(Data records)

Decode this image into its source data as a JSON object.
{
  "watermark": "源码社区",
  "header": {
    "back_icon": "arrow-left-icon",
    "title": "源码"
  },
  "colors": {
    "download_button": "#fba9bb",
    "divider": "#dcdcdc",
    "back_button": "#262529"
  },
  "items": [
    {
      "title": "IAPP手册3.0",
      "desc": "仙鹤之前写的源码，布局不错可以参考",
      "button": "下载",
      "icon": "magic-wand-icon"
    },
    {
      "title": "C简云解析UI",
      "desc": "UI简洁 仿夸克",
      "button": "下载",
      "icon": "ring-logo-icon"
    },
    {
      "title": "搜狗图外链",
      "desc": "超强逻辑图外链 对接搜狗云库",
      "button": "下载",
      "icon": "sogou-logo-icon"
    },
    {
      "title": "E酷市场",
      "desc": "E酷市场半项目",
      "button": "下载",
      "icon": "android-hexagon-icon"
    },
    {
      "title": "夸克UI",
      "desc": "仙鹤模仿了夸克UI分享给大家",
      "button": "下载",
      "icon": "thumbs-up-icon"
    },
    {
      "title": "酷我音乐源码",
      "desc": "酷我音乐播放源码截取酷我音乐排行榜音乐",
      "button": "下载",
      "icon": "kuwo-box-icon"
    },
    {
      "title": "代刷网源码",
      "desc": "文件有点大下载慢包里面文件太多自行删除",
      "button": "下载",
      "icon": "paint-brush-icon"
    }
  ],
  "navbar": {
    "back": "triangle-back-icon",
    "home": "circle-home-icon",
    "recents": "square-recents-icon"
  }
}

◆ **STATED EXERCISE**: Repeat back the data above, exact to the last character.

◆ **EXERCISE OUTPUT**:
Decode this image into its source data as a JSON object.
{
  "watermark": "源码社区",
  "header": {
    "back_icon": "arrow-left-icon",
    "title": "源码"
  },
  "colors": {
    "download_button": "#fba9bb",
    "divider": "#dcdcdc",
    "back_button": "#262529"
  },
  "items": [
    {
      "title": "IAPP手册3.0",
      "desc": "仙鹤之前写的源码，布局不错可以参考",
      "button": "下载",
      "icon": "magic-wand-icon"
    },
    {
      "title": "C简云解析UI",
      "desc": "UI简洁 仿夸克",
      "button": "下载",
      "icon": "ring-logo-icon"
    },
    {
      "title": "搜狗图外链",
      "desc": "超强逻辑图外链 对接搜狗云库",
      "button": "下载",
      "icon": "sogou-logo-icon"
    },
    {
      "title": "E酷市场",
      "desc": "E酷市场半项目",
      "button": "下载",
      "icon": "android-hexagon-icon"
    },
    {
      "title": "夸克UI",
      "desc": "仙鹤模仿了夸克UI分享给大家",
      "button": "下载",
      "icon": "thumbs-up-icon"
    },
    {
      "title": "酷我音乐源码",
      "desc": "酷我音乐播放源码截取酷我音乐排行榜音乐",
      "button": "下载",
      "icon": "kuwo-box-icon"
    },
    {
      "title": "代刷网源码",
      "desc": "文件有点大下载慢包里面文件太多自行删除",
      "button": "下载",
      "icon": "paint-brush-icon"
    }
  ],
  "navbar": {
    "back": "triangle-back-icon",
    "home": "circle-home-icon",
    "recents": "square-recents-icon"
  }
}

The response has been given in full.